[Begin The data]

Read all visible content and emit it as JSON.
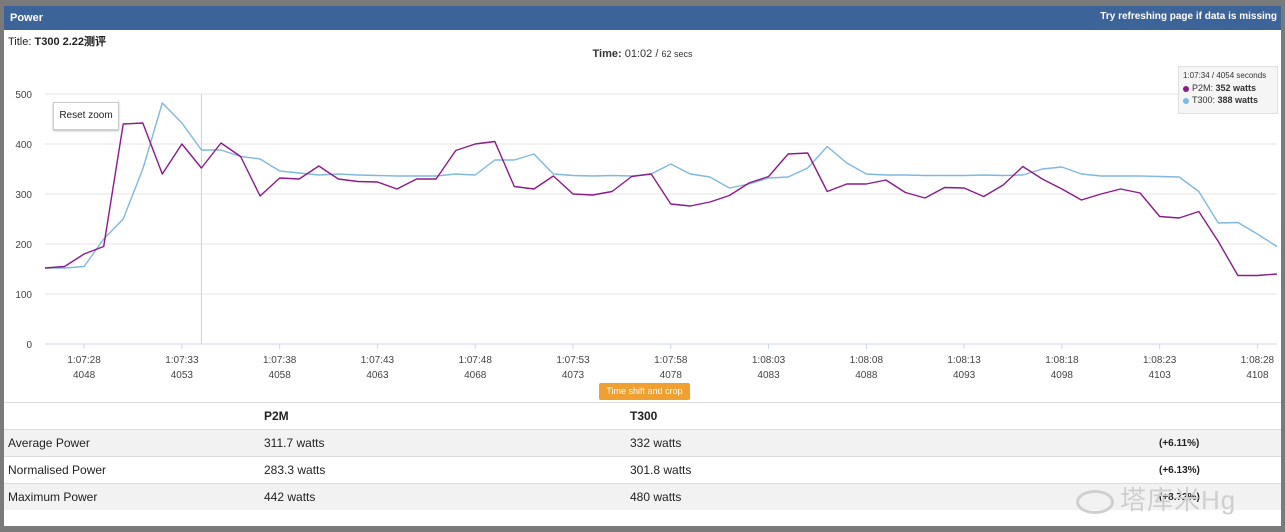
{
  "header": {
    "title": "Power",
    "hint": "Try refreshing page if data is missing"
  },
  "title_line": {
    "label": "Title:",
    "value": "T300 2.22测评"
  },
  "time_line": {
    "label": "Time:",
    "value": "01:02",
    "separator": "/",
    "total": "62 secs"
  },
  "reset_zoom_label": "Reset zoom",
  "tooltip": {
    "header": "1:07:34 / 4054 seconds",
    "rows": [
      {
        "name": "P2M",
        "value": "352 watts",
        "color": "#8b1a8b"
      },
      {
        "name": "T300",
        "value": "388 watts",
        "color": "#7fb8e0"
      }
    ]
  },
  "time_shift_label": "Time shift and crop",
  "chart_data": {
    "type": "line",
    "title": "",
    "xlabel": "",
    "ylabel": "",
    "ylim": [
      0,
      500
    ],
    "yticks": [
      0,
      100,
      200,
      300,
      400,
      500
    ],
    "xlim": [
      4046,
      4109
    ],
    "x_ticks": [
      {
        "x": 4048,
        "time": "1:07:28",
        "sec": "4048"
      },
      {
        "x": 4053,
        "time": "1:07:33",
        "sec": "4053"
      },
      {
        "x": 4058,
        "time": "1:07:38",
        "sec": "4058"
      },
      {
        "x": 4063,
        "time": "1:07:43",
        "sec": "4063"
      },
      {
        "x": 4068,
        "time": "1:07:48",
        "sec": "4068"
      },
      {
        "x": 4073,
        "time": "1:07:53",
        "sec": "4073"
      },
      {
        "x": 4078,
        "time": "1:07:58",
        "sec": "4078"
      },
      {
        "x": 4083,
        "time": "1:08:03",
        "sec": "4083"
      },
      {
        "x": 4088,
        "time": "1:08:08",
        "sec": "4088"
      },
      {
        "x": 4093,
        "time": "1:08:13",
        "sec": "4093"
      },
      {
        "x": 4098,
        "time": "1:08:18",
        "sec": "4098"
      },
      {
        "x": 4103,
        "time": "1:08:23",
        "sec": "4103"
      },
      {
        "x": 4108,
        "time": "1:08:28",
        "sec": "4108"
      }
    ],
    "crosshair_x": 4054,
    "x": [
      4046,
      4047,
      4048,
      4049,
      4050,
      4051,
      4052,
      4053,
      4054,
      4055,
      4056,
      4057,
      4058,
      4059,
      4060,
      4061,
      4062,
      4063,
      4064,
      4065,
      4066,
      4067,
      4068,
      4069,
      4070,
      4071,
      4072,
      4073,
      4074,
      4075,
      4076,
      4077,
      4078,
      4079,
      4080,
      4081,
      4082,
      4083,
      4084,
      4085,
      4086,
      4087,
      4088,
      4089,
      4090,
      4091,
      4092,
      4093,
      4094,
      4095,
      4096,
      4097,
      4098,
      4099,
      4100,
      4101,
      4102,
      4103,
      4104,
      4105,
      4106,
      4107,
      4108,
      4109
    ],
    "series": [
      {
        "name": "P2M",
        "color": "#8b1a8b",
        "values": [
          152,
          155,
          180,
          195,
          440,
          442,
          340,
          400,
          352,
          402,
          375,
          296,
          332,
          330,
          356,
          330,
          325,
          324,
          310,
          330,
          330,
          387,
          400,
          405,
          315,
          310,
          336,
          300,
          298,
          305,
          335,
          340,
          280,
          276,
          284,
          297,
          322,
          335,
          380,
          382,
          305,
          320,
          320,
          328,
          303,
          292,
          313,
          312,
          295,
          318,
          355,
          330,
          310,
          288,
          300,
          310,
          302,
          255,
          252,
          265,
          205,
          137,
          137,
          140
        ]
      },
      {
        "name": "T300",
        "color": "#7fb8e0",
        "values": [
          152,
          152,
          155,
          210,
          250,
          350,
          482,
          442,
          388,
          388,
          375,
          370,
          346,
          342,
          338,
          340,
          338,
          337,
          336,
          336,
          336,
          340,
          338,
          368,
          368,
          380,
          340,
          337,
          336,
          337,
          336,
          340,
          360,
          340,
          334,
          312,
          320,
          332,
          334,
          352,
          395,
          362,
          340,
          338,
          338,
          337,
          337,
          337,
          338,
          337,
          338,
          350,
          354,
          340,
          336,
          336,
          336,
          335,
          334,
          305,
          242,
          243,
          220,
          195
        ]
      }
    ]
  },
  "stats": {
    "headers": [
      "",
      "P2M",
      "T300",
      ""
    ],
    "rows": [
      {
        "label": "Average Power",
        "p2m": "311.7 watts",
        "t300": "332 watts",
        "diff": "(+6.11%)"
      },
      {
        "label": "Normalised Power",
        "p2m": "283.3 watts",
        "t300": "301.8 watts",
        "diff": "(+6.13%)"
      },
      {
        "label": "Maximum Power",
        "p2m": "442 watts",
        "t300": "480 watts",
        "diff": "(+8.72%)"
      }
    ]
  },
  "watermark": "塔库米Hg"
}
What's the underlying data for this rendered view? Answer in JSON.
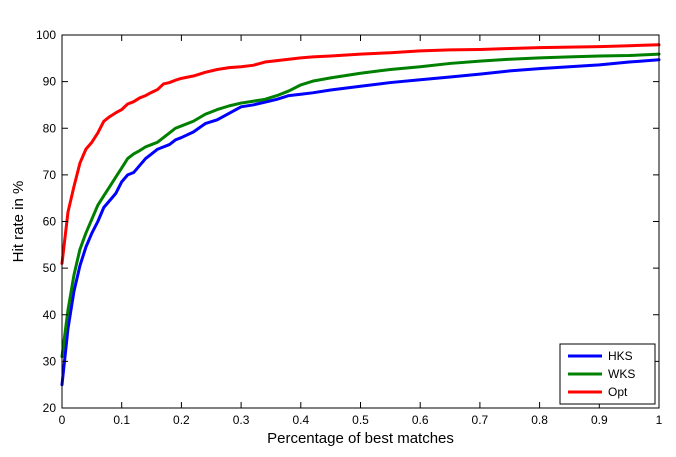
{
  "chart_data": {
    "type": "line",
    "title": "",
    "xlabel": "Percentage of best matches",
    "ylabel": "Hit rate in %",
    "xlim": [
      0,
      1
    ],
    "ylim": [
      20,
      100
    ],
    "xticks": [
      0,
      0.1,
      0.2,
      0.3,
      0.4,
      0.5,
      0.6,
      0.7,
      0.8,
      0.9,
      1
    ],
    "xtick_labels": [
      "0",
      "0.1",
      "0.2",
      "0.3",
      "0.4",
      "0.5",
      "0.6",
      "0.7",
      "0.8",
      "0.9",
      "1"
    ],
    "yticks": [
      20,
      30,
      40,
      50,
      60,
      70,
      80,
      90,
      100
    ],
    "ytick_labels": [
      "20",
      "30",
      "40",
      "50",
      "60",
      "70",
      "80",
      "90",
      "100"
    ],
    "grid": false,
    "legend_position": "bottom-right",
    "series": [
      {
        "name": "HKS",
        "color": "#0000ff",
        "x": [
          0,
          0.01,
          0.02,
          0.03,
          0.04,
          0.05,
          0.06,
          0.07,
          0.08,
          0.09,
          0.1,
          0.11,
          0.12,
          0.13,
          0.14,
          0.15,
          0.16,
          0.17,
          0.18,
          0.19,
          0.2,
          0.22,
          0.24,
          0.26,
          0.28,
          0.3,
          0.32,
          0.34,
          0.36,
          0.38,
          0.4,
          0.42,
          0.45,
          0.5,
          0.55,
          0.6,
          0.65,
          0.7,
          0.75,
          0.8,
          0.85,
          0.9,
          0.95,
          1.0
        ],
        "y": [
          25,
          37,
          45,
          50.5,
          54.5,
          57.5,
          60,
          63,
          64.5,
          66,
          68.5,
          70,
          70.5,
          72,
          73.5,
          74.5,
          75.5,
          76,
          76.5,
          77.5,
          78,
          79.2,
          81,
          81.8,
          83.2,
          84.6,
          85,
          85.6,
          86.2,
          87,
          87.3,
          87.6,
          88.2,
          89,
          89.8,
          90.4,
          91,
          91.6,
          92.3,
          92.8,
          93.2,
          93.6,
          94.2,
          94.7
        ]
      },
      {
        "name": "WKS",
        "color": "#008000",
        "x": [
          0,
          0.01,
          0.02,
          0.03,
          0.04,
          0.05,
          0.06,
          0.07,
          0.08,
          0.09,
          0.1,
          0.11,
          0.12,
          0.13,
          0.14,
          0.15,
          0.16,
          0.17,
          0.18,
          0.19,
          0.2,
          0.22,
          0.24,
          0.26,
          0.28,
          0.3,
          0.32,
          0.34,
          0.36,
          0.38,
          0.4,
          0.42,
          0.45,
          0.5,
          0.55,
          0.6,
          0.65,
          0.7,
          0.75,
          0.8,
          0.85,
          0.9,
          0.95,
          1.0
        ],
        "y": [
          31,
          41,
          48.5,
          54,
          57.5,
          60.5,
          63.5,
          65.5,
          67.5,
          69.5,
          71.5,
          73.5,
          74.5,
          75.2,
          76,
          76.5,
          77,
          78,
          79,
          80,
          80.5,
          81.5,
          83,
          84,
          84.8,
          85.4,
          85.8,
          86.2,
          87,
          88,
          89.3,
          90.1,
          90.8,
          91.8,
          92.6,
          93.2,
          93.9,
          94.4,
          94.8,
          95.1,
          95.3,
          95.5,
          95.6,
          95.9
        ]
      },
      {
        "name": "Opt",
        "color": "#ff0000",
        "x": [
          0,
          0.01,
          0.02,
          0.03,
          0.04,
          0.05,
          0.06,
          0.07,
          0.08,
          0.09,
          0.1,
          0.11,
          0.12,
          0.13,
          0.14,
          0.15,
          0.16,
          0.17,
          0.18,
          0.19,
          0.2,
          0.22,
          0.24,
          0.26,
          0.28,
          0.3,
          0.32,
          0.34,
          0.36,
          0.38,
          0.4,
          0.42,
          0.45,
          0.5,
          0.55,
          0.6,
          0.65,
          0.7,
          0.75,
          0.8,
          0.85,
          0.9,
          0.95,
          1.0
        ],
        "y": [
          51,
          62,
          67.5,
          72.5,
          75.5,
          77,
          79,
          81.5,
          82.5,
          83.3,
          84,
          85.2,
          85.7,
          86.5,
          87,
          87.7,
          88.3,
          89.5,
          89.8,
          90.3,
          90.7,
          91.2,
          92,
          92.6,
          93,
          93.2,
          93.5,
          94.2,
          94.5,
          94.8,
          95.1,
          95.3,
          95.5,
          95.9,
          96.2,
          96.6,
          96.8,
          96.9,
          97.1,
          97.3,
          97.4,
          97.5,
          97.7,
          97.9
        ]
      }
    ]
  }
}
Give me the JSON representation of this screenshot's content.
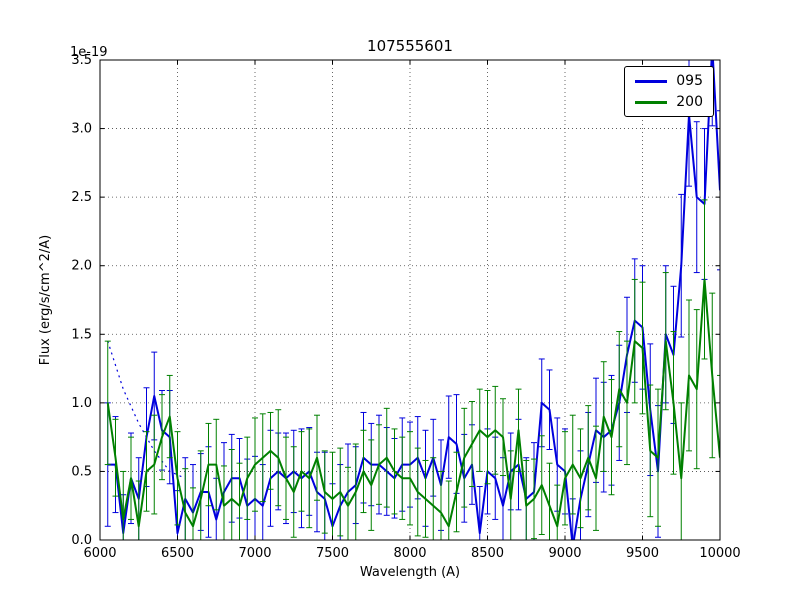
{
  "chart_data": {
    "type": "line",
    "title": "107555601",
    "xlabel": "Wavelength (A)",
    "ylabel": "Flux (erg/s/cm^2/A)",
    "y_offset_text": "1e-19",
    "xlim": [
      6000,
      10000
    ],
    "ylim": [
      0.0,
      3.5
    ],
    "xticks": [
      6000,
      6500,
      7000,
      7500,
      8000,
      8500,
      9000,
      9500,
      10000
    ],
    "xtick_labels": [
      "6000",
      "6500",
      "7000",
      "7500",
      "8000",
      "8500",
      "9000",
      "9500",
      "10000"
    ],
    "yticks": [
      0.0,
      0.5,
      1.0,
      1.5,
      2.0,
      2.5,
      3.0,
      3.5
    ],
    "ytick_labels": [
      "0.0",
      "0.5",
      "1.0",
      "1.5",
      "2.0",
      "2.5",
      "3.0",
      "3.5"
    ],
    "grid": true,
    "grid_color": "#444444",
    "legend_position": "upper right",
    "series": [
      {
        "label": "095-masked-dotted",
        "color": "#0000dd",
        "style": "dotted",
        "in_legend": false,
        "x": [
          6050,
          6150,
          6250,
          6350,
          6450,
          6550
        ],
        "y": [
          1.45,
          1.1,
          0.85,
          0.65,
          0.5,
          0.45
        ]
      },
      {
        "label": "095",
        "color": "#0000dd",
        "style": "solid",
        "in_legend": true,
        "x": [
          6050,
          6100,
          6150,
          6200,
          6250,
          6300,
          6350,
          6400,
          6450,
          6500,
          6550,
          6600,
          6650,
          6700,
          6750,
          6800,
          6850,
          6900,
          6950,
          7000,
          7050,
          7100,
          7150,
          7200,
          7250,
          7300,
          7350,
          7400,
          7450,
          7500,
          7550,
          7600,
          7650,
          7700,
          7750,
          7800,
          7850,
          7900,
          7950,
          8000,
          8050,
          8100,
          8150,
          8200,
          8250,
          8300,
          8350,
          8400,
          8450,
          8500,
          8550,
          8600,
          8650,
          8700,
          8750,
          8800,
          8850,
          8900,
          8950,
          9000,
          9050,
          9100,
          9150,
          9200,
          9250,
          9300,
          9350,
          9400,
          9450,
          9500,
          9550,
          9600,
          9650,
          9700,
          9750,
          9800,
          9850,
          9900,
          9950,
          10000
        ],
        "y": [
          0.55,
          0.55,
          0.05,
          0.45,
          0.3,
          0.75,
          1.05,
          0.8,
          0.75,
          0.05,
          0.3,
          0.2,
          0.35,
          0.35,
          0.15,
          0.35,
          0.45,
          0.45,
          0.25,
          0.3,
          0.25,
          0.45,
          0.5,
          0.45,
          0.5,
          0.45,
          0.5,
          0.35,
          0.3,
          0.1,
          0.25,
          0.35,
          0.4,
          0.6,
          0.55,
          0.55,
          0.5,
          0.45,
          0.55,
          0.55,
          0.6,
          0.45,
          0.6,
          0.4,
          0.75,
          0.7,
          0.45,
          0.55,
          0.05,
          0.5,
          0.45,
          0.25,
          0.5,
          0.55,
          0.3,
          0.35,
          1.0,
          0.95,
          0.55,
          0.5,
          -0.05,
          0.3,
          0.55,
          0.8,
          0.75,
          0.8,
          1.0,
          1.35,
          1.6,
          1.55,
          0.95,
          0.5,
          1.5,
          1.35,
          2.0,
          3.1,
          2.5,
          2.45,
          3.6,
          2.55
        ],
        "yerr": [
          0.45,
          0.35,
          0.28,
          0.33,
          0.3,
          0.36,
          0.32,
          0.29,
          0.34,
          0.31,
          0.3,
          0.35,
          0.28,
          0.33,
          0.3,
          0.36,
          0.32,
          0.29,
          0.34,
          0.31,
          0.3,
          0.35,
          0.28,
          0.33,
          0.3,
          0.36,
          0.32,
          0.29,
          0.34,
          0.31,
          0.3,
          0.35,
          0.28,
          0.33,
          0.3,
          0.36,
          0.32,
          0.29,
          0.34,
          0.31,
          0.3,
          0.35,
          0.28,
          0.33,
          0.3,
          0.36,
          0.32,
          0.29,
          0.34,
          0.31,
          0.3,
          0.35,
          0.28,
          0.33,
          0.3,
          0.36,
          0.32,
          0.29,
          0.34,
          0.31,
          0.35,
          0.35,
          0.38,
          0.38,
          0.4,
          0.4,
          0.42,
          0.42,
          0.45,
          0.45,
          0.48,
          0.48,
          0.5,
          0.5,
          0.52,
          0.52,
          0.55,
          0.55,
          0.58,
          0.58
        ]
      },
      {
        "label": "200",
        "color": "#008000",
        "style": "solid",
        "in_legend": true,
        "x": [
          6050,
          6100,
          6150,
          6200,
          6250,
          6300,
          6350,
          6400,
          6450,
          6500,
          6550,
          6600,
          6650,
          6700,
          6750,
          6800,
          6850,
          6900,
          6950,
          7000,
          7050,
          7100,
          7150,
          7200,
          7250,
          7300,
          7350,
          7400,
          7450,
          7500,
          7550,
          7600,
          7650,
          7700,
          7750,
          7800,
          7850,
          7900,
          7950,
          8000,
          8050,
          8100,
          8150,
          8200,
          8250,
          8300,
          8350,
          8400,
          8450,
          8500,
          8550,
          8600,
          8650,
          8700,
          8750,
          8800,
          8850,
          8900,
          8950,
          9000,
          9050,
          9100,
          9150,
          9200,
          9250,
          9300,
          9350,
          9400,
          9450,
          9500,
          9550,
          9600,
          9650,
          9700,
          9750,
          9800,
          9850,
          9900,
          9950,
          10000
        ],
        "y": [
          1.0,
          0.6,
          0.15,
          0.45,
          0.1,
          0.5,
          0.55,
          0.75,
          0.9,
          0.45,
          0.2,
          0.1,
          0.3,
          0.55,
          0.55,
          0.25,
          0.3,
          0.25,
          0.45,
          0.55,
          0.6,
          0.65,
          0.6,
          0.45,
          0.35,
          0.5,
          0.45,
          0.6,
          0.35,
          0.3,
          0.35,
          0.25,
          0.35,
          0.5,
          0.4,
          0.55,
          0.6,
          0.5,
          0.45,
          0.45,
          0.35,
          0.3,
          0.25,
          0.2,
          0.1,
          0.35,
          0.6,
          0.7,
          0.8,
          0.75,
          0.8,
          0.75,
          0.3,
          0.8,
          0.25,
          0.3,
          0.4,
          0.25,
          0.1,
          0.45,
          0.55,
          0.45,
          0.6,
          0.45,
          0.9,
          0.75,
          1.1,
          1.0,
          1.45,
          1.4,
          0.65,
          0.6,
          1.45,
          1.0,
          0.45,
          1.2,
          1.1,
          1.9,
          1.2,
          0.6
        ],
        "yerr": [
          0.45,
          0.28,
          0.35,
          0.3,
          0.33,
          0.29,
          0.36,
          0.31,
          0.3,
          0.34,
          0.32,
          0.28,
          0.35,
          0.3,
          0.33,
          0.29,
          0.36,
          0.31,
          0.3,
          0.34,
          0.32,
          0.28,
          0.35,
          0.3,
          0.33,
          0.29,
          0.36,
          0.31,
          0.3,
          0.34,
          0.32,
          0.28,
          0.35,
          0.3,
          0.33,
          0.29,
          0.36,
          0.31,
          0.3,
          0.34,
          0.32,
          0.28,
          0.35,
          0.3,
          0.33,
          0.29,
          0.36,
          0.31,
          0.3,
          0.34,
          0.32,
          0.28,
          0.35,
          0.3,
          0.33,
          0.29,
          0.36,
          0.31,
          0.3,
          0.34,
          0.36,
          0.36,
          0.38,
          0.38,
          0.4,
          0.42,
          0.42,
          0.45,
          0.45,
          0.48,
          0.48,
          0.5,
          0.5,
          0.52,
          0.55,
          0.55,
          0.58,
          0.58,
          0.6,
          0.6
        ]
      }
    ]
  }
}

[End The data]

### Instruction
State how many lines of the data include the word "Power", with nothing else.

### Task result
4